--- BEGIN Records supplied ---

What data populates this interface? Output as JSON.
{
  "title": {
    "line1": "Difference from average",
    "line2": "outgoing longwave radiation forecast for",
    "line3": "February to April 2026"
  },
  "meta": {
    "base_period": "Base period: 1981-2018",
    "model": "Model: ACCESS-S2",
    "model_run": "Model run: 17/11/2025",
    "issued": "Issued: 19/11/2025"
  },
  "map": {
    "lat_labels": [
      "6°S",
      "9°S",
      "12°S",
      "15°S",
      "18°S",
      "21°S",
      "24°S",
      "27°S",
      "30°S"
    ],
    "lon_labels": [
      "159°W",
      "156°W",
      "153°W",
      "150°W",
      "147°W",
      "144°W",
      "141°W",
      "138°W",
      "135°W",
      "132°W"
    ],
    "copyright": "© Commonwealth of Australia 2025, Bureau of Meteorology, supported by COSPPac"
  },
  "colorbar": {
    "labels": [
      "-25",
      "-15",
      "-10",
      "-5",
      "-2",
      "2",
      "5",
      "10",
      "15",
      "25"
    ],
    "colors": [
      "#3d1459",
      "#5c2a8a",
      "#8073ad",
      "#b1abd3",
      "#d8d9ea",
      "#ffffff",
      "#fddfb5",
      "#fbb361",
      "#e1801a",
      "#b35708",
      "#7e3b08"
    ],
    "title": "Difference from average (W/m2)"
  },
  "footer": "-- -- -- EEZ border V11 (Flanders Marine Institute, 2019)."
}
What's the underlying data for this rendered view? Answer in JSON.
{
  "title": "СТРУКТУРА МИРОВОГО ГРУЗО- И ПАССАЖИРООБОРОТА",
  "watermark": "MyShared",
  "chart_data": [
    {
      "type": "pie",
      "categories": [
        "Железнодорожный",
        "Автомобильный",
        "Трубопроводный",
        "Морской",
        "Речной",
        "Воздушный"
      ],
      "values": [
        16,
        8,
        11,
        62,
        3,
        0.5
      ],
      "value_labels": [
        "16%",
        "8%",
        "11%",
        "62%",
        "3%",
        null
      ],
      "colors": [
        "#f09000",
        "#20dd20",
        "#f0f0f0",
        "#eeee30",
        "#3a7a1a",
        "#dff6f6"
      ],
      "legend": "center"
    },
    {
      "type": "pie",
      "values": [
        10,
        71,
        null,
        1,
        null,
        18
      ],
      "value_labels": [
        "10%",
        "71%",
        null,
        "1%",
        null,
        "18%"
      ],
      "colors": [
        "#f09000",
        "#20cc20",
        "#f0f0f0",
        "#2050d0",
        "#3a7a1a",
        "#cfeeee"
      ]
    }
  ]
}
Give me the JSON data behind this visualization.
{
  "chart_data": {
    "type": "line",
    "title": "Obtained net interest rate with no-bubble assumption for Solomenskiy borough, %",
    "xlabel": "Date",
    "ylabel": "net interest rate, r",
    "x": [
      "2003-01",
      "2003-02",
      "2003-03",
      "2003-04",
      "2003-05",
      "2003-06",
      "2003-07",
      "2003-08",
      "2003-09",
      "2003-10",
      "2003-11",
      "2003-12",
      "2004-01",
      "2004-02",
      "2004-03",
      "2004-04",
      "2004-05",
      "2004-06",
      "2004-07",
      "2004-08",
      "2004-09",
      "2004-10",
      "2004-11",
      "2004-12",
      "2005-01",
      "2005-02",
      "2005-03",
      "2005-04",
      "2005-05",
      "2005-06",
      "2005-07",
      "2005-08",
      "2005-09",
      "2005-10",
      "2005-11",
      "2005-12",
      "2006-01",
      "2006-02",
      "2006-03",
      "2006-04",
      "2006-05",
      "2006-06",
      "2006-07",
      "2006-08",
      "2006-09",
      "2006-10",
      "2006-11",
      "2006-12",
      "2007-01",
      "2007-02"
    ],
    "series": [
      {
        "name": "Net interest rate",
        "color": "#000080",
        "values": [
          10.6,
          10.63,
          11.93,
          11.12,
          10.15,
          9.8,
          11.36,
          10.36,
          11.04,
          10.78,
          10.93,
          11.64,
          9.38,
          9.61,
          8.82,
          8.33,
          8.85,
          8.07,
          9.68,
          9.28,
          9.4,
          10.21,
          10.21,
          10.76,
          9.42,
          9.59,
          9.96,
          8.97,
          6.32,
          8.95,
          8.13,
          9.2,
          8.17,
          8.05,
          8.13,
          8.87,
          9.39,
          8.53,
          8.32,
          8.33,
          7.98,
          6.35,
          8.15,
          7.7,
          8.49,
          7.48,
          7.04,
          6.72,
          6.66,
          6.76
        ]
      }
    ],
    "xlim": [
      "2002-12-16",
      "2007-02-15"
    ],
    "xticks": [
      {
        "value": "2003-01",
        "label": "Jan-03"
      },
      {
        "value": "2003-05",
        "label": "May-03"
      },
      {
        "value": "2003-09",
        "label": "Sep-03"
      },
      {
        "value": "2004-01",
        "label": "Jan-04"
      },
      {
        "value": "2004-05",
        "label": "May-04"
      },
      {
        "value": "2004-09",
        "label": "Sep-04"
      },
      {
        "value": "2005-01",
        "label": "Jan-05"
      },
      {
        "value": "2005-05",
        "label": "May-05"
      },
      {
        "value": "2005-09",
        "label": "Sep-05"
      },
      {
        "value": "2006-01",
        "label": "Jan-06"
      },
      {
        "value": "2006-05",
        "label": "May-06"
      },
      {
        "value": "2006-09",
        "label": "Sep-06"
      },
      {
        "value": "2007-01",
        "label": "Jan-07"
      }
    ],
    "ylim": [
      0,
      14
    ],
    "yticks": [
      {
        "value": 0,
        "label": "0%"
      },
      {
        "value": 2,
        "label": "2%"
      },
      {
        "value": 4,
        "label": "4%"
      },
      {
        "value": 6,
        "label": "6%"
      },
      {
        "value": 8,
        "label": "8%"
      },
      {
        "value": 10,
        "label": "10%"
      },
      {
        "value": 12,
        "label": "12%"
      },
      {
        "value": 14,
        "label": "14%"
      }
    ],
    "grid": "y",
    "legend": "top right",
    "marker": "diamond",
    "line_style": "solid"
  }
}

--- END Records supplied ---

▸ Your objective:
Your task is to retype all the records above with nothing left out.

▸ Complete answer:
What data populates this interface? Output as JSON.
{
  "title": {
    "line1": "Difference from average",
    "line2": "outgoing longwave radiation forecast for",
    "line3": "February to April 2026"
  },
  "meta": {
    "base_period": "Base period: 1981-2018",
    "model": "Model: ACCESS-S2",
    "model_run": "Model run: 17/11/2025",
    "issued": "Issued: 19/11/2025"
  },
  "map": {
    "lat_labels": [
      "6°S",
      "9°S",
      "12°S",
      "15°S",
      "18°S",
      "21°S",
      "24°S",
      "27°S",
      "30°S"
    ],
    "lon_labels": [
      "159°W",
      "156°W",
      "153°W",
      "150°W",
      "147°W",
      "144°W",
      "141°W",
      "138°W",
      "135°W",
      "132°W"
    ],
    "copyright": "© Commonwealth of Australia 2025, Bureau of Meteorology, supported by COSPPac"
  },
  "colorbar": {
    "labels": [
      "-25",
      "-15",
      "-10",
      "-5",
      "-2",
      "2",
      "5",
      "10",
      "15",
      "25"
    ],
    "colors": [
      "#3d1459",
      "#5c2a8a",
      "#8073ad",
      "#b1abd3",
      "#d8d9ea",
      "#ffffff",
      "#fddfb5",
      "#fbb361",
      "#e1801a",
      "#b35708",
      "#7e3b08"
    ],
    "title": "Difference from average (W/m2)"
  },
  "footer": "-- -- -- EEZ border V11 (Flanders Marine Institute, 2019)."
}
What's the underlying data for this rendered view? Answer in JSON.
{
  "title": "СТРУКТУРА МИРОВОГО ГРУЗО- И ПАССАЖИРООБОРОТА",
  "watermark": "MyShared",
  "chart_data": [
    {
      "type": "pie",
      "categories": [
        "Железнодорожный",
        "Автомобильный",
        "Трубопроводный",
        "Морской",
        "Речной",
        "Воздушный"
      ],
      "values": [
        16,
        8,
        11,
        62,
        3,
        0.5
      ],
      "value_labels": [
        "16%",
        "8%",
        "11%",
        "62%",
        "3%",
        null
      ],
      "colors": [
        "#f09000",
        "#20dd20",
        "#f0f0f0",
        "#eeee30",
        "#3a7a1a",
        "#dff6f6"
      ],
      "legend": "center"
    },
    {
      "type": "pie",
      "values": [
        10,
        71,
        null,
        1,
        null,
        18
      ],
      "value_labels": [
        "10%",
        "71%",
        null,
        "1%",
        null,
        "18%"
      ],
      "colors": [
        "#f09000",
        "#20cc20",
        "#f0f0f0",
        "#2050d0",
        "#3a7a1a",
        "#cfeeee"
      ]
    }
  ]
}
Give me the JSON data behind this visualization.
{
  "chart_data": {
    "type": "line",
    "title": "Obtained net interest rate with no-bubble assumption for Solomenskiy borough, %",
    "xlabel": "Date",
    "ylabel": "net interest rate, r",
    "x": [
      "2003-01",
      "2003-02",
      "2003-03",
      "2003-04",
      "2003-05",
      "2003-06",
      "2003-07",
      "2003-08",
      "2003-09",
      "2003-10",
      "2003-11",
      "2003-12",
      "2004-01",
      "2004-02",
      "2004-03",
      "2004-04",
      "2004-05",
      "2004-06",
      "2004-07",
      "2004-08",
      "2004-09",
      "2004-10",
      "2004-11",
      "2004-12",
      "2005-01",
      "2005-02",
      "2005-03",
      "2005-04",
      "2005-05",
      "2005-06",
      "2005-07",
      "2005-08",
      "2005-09",
      "2005-10",
      "2005-11",
      "2005-12",
      "2006-01",
      "2006-02",
      "2006-03",
      "2006-04",
      "2006-05",
      "2006-06",
      "2006-07",
      "2006-08",
      "2006-09",
      "2006-10",
      "2006-11",
      "2006-12",
      "2007-01",
      "2007-02"
    ],
    "series": [
      {
        "name": "Net interest rate",
        "color": "#000080",
        "values": [
          10.6,
          10.63,
          11.93,
          11.12,
          10.15,
          9.8,
          11.36,
          10.36,
          11.04,
          10.78,
          10.93,
          11.64,
          9.38,
          9.61,
          8.82,
          8.33,
          8.85,
          8.07,
          9.68,
          9.28,
          9.4,
          10.21,
          10.21,
          10.76,
          9.42,
          9.59,
          9.96,
          8.97,
          6.32,
          8.95,
          8.13,
          9.2,
          8.17,
          8.05,
          8.13,
          8.87,
          9.39,
          8.53,
          8.32,
          8.33,
          7.98,
          6.35,
          8.15,
          7.7,
          8.49,
          7.48,
          7.04,
          6.72,
          6.66,
          6.76
        ]
      }
    ],
    "xlim": [
      "2002-12-16",
      "2007-02-15"
    ],
    "xticks": [
      {
        "value": "2003-01",
        "label": "Jan-03"
      },
      {
        "value": "2003-05",
        "label": "May-03"
      },
      {
        "value": "2003-09",
        "label": "Sep-03"
      },
      {
        "value": "2004-01",
        "label": "Jan-04"
      },
      {
        "value": "2004-05",
        "label": "May-04"
      },
      {
        "value": "2004-09",
        "label": "Sep-04"
      },
      {
        "value": "2005-01",
        "label": "Jan-05"
      },
      {
        "value": "2005-05",
        "label": "May-05"
      },
      {
        "value": "2005-09",
        "label": "Sep-05"
      },
      {
        "value": "2006-01",
        "label": "Jan-06"
      },
      {
        "value": "2006-05",
        "label": "May-06"
      },
      {
        "value": "2006-09",
        "label": "Sep-06"
      },
      {
        "value": "2007-01",
        "label": "Jan-07"
      }
    ],
    "ylim": [
      0,
      14
    ],
    "yticks": [
      {
        "value": 0,
        "label": "0%"
      },
      {
        "value": 2,
        "label": "2%"
      },
      {
        "value": 4,
        "label": "4%"
      },
      {
        "value": 6,
        "label": "6%"
      },
      {
        "value": 8,
        "label": "8%"
      },
      {
        "value": 10,
        "label": "10%"
      },
      {
        "value": 12,
        "label": "12%"
      },
      {
        "value": 14,
        "label": "14%"
      }
    ],
    "grid": "y",
    "legend": "top right",
    "marker": "diamond",
    "line_style": "solid"
  }
}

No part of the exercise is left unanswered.